Return every line in the records below that contains the string "chevron", copying each line in full.

- RECORDS FOR THIS EXERCISE:
################
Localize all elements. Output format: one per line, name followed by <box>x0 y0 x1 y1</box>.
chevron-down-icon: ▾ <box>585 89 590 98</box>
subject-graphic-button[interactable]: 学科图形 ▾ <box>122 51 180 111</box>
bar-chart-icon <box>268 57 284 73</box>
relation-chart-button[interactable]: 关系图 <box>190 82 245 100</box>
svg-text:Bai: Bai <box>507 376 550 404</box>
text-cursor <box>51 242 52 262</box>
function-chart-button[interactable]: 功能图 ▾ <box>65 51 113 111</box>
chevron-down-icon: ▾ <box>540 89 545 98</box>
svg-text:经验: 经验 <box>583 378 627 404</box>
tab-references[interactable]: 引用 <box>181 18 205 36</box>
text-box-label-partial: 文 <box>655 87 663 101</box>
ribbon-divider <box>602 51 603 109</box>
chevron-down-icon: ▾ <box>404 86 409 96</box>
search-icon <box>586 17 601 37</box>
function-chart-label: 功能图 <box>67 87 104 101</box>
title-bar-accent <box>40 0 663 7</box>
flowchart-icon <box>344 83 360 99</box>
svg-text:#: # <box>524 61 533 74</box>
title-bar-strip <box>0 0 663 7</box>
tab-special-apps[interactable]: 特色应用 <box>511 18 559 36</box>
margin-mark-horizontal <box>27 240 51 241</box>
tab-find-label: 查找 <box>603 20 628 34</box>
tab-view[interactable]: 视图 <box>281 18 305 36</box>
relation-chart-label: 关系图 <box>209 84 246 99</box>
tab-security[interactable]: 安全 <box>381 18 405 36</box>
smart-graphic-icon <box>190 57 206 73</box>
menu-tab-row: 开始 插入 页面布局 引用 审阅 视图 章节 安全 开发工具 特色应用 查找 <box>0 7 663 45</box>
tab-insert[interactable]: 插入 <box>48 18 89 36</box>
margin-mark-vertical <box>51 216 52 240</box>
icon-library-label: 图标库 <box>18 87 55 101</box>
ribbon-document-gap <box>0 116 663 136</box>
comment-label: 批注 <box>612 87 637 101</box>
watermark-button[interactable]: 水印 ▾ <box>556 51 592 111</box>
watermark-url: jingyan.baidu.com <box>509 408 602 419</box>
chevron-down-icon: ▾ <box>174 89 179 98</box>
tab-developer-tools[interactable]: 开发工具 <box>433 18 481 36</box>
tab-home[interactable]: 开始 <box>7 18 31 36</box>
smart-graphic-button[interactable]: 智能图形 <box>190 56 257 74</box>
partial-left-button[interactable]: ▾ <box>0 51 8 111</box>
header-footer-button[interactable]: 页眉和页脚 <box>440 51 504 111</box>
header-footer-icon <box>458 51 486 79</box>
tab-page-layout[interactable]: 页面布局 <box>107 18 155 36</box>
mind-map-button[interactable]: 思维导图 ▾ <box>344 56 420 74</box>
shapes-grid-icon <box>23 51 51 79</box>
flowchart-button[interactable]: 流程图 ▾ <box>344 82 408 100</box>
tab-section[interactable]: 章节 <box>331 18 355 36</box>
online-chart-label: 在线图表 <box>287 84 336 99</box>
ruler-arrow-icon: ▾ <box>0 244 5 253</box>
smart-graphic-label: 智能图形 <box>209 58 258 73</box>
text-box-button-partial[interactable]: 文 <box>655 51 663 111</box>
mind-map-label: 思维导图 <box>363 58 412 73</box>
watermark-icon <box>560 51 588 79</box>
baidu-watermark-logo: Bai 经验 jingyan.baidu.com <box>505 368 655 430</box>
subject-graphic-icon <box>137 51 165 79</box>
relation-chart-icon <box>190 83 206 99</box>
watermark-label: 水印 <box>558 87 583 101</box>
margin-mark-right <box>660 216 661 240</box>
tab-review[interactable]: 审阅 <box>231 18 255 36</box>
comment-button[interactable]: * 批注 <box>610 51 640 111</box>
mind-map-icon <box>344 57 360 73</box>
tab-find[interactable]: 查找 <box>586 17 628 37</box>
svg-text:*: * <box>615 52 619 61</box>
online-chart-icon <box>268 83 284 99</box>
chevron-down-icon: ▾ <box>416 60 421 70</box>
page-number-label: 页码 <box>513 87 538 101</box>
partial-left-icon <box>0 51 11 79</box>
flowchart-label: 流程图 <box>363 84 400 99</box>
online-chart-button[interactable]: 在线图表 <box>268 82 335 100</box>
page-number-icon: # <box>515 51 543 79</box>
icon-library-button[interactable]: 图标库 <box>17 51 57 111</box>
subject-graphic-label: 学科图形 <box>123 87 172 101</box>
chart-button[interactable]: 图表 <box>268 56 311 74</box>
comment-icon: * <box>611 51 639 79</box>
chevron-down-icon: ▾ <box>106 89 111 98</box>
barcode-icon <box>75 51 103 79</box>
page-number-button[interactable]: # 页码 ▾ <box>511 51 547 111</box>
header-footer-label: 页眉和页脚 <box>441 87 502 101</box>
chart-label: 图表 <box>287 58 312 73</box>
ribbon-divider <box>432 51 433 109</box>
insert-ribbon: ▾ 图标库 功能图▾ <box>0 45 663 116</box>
################
- TASK OUTPUT:
chevron-down-icon: ▾ <box>585 89 590 98</box>
chevron-down-icon: ▾ <box>540 89 545 98</box>
chevron-down-icon: ▾ <box>404 86 409 96</box>
chevron-down-icon: ▾ <box>174 89 179 98</box>
chevron-down-icon: ▾ <box>416 60 421 70</box>
chevron-down-icon: ▾ <box>106 89 111 98</box>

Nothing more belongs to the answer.